**What to produce:**
Repeat word for word the line with "Output a JSON" and every line after it until the records below run out.
▬▬▬▬▬▬
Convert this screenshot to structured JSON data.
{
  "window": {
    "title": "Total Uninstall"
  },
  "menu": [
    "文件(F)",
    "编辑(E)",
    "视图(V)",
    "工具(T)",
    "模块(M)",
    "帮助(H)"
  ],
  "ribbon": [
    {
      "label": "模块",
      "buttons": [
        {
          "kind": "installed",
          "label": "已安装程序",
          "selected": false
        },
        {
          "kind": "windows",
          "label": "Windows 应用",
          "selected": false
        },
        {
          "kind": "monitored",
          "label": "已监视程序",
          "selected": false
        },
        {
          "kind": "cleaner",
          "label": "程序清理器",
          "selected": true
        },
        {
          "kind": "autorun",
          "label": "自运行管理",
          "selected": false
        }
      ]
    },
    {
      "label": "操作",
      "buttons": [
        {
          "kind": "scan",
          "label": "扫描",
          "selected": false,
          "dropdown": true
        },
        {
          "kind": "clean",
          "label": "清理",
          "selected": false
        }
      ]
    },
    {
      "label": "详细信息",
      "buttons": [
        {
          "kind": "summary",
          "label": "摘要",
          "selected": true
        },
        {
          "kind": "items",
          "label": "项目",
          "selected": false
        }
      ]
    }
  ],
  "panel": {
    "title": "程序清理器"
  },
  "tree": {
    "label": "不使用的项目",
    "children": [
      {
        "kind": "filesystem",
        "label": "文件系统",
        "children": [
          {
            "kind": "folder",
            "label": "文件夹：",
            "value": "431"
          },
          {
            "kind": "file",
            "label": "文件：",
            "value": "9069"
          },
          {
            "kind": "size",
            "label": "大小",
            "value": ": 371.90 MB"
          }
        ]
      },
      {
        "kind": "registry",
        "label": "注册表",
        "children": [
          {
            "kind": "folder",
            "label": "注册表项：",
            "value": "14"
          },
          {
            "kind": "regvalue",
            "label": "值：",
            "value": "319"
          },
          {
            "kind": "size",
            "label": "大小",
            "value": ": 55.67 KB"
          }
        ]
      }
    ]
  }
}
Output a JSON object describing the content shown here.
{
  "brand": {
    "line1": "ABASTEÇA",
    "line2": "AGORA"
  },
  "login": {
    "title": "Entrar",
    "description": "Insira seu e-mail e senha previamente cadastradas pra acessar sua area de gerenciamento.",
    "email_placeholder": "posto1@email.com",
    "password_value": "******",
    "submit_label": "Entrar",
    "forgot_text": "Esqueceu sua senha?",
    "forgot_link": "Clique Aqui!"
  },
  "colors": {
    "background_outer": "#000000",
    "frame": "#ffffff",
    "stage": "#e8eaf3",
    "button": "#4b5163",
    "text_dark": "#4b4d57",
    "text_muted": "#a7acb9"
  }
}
▬▬▬▬▬▬
**Output below:**
Output a JSON object describing the content shown here.
{
  "brand": {
    "line1": "ABASTEÇA",
    "line2": "AGORA"
  },
  "login": {
    "title": "Entrar",
    "description": "Insira seu e-mail e senha previamente cadastradas pra acessar sua area de gerenciamento.",
    "email_placeholder": "posto1@email.com",
    "password_value": "******",
    "submit_label": "Entrar",
    "forgot_text": "Esqueceu sua senha?",
    "forgot_link": "Clique Aqui!"
  },
  "colors": {
    "background_outer": "#000000",
    "frame": "#ffffff",
    "stage": "#e8eaf3",
    "button": "#4b5163",
    "text_dark": "#4b4d57",
    "text_muted": "#a7acb9"
  }
}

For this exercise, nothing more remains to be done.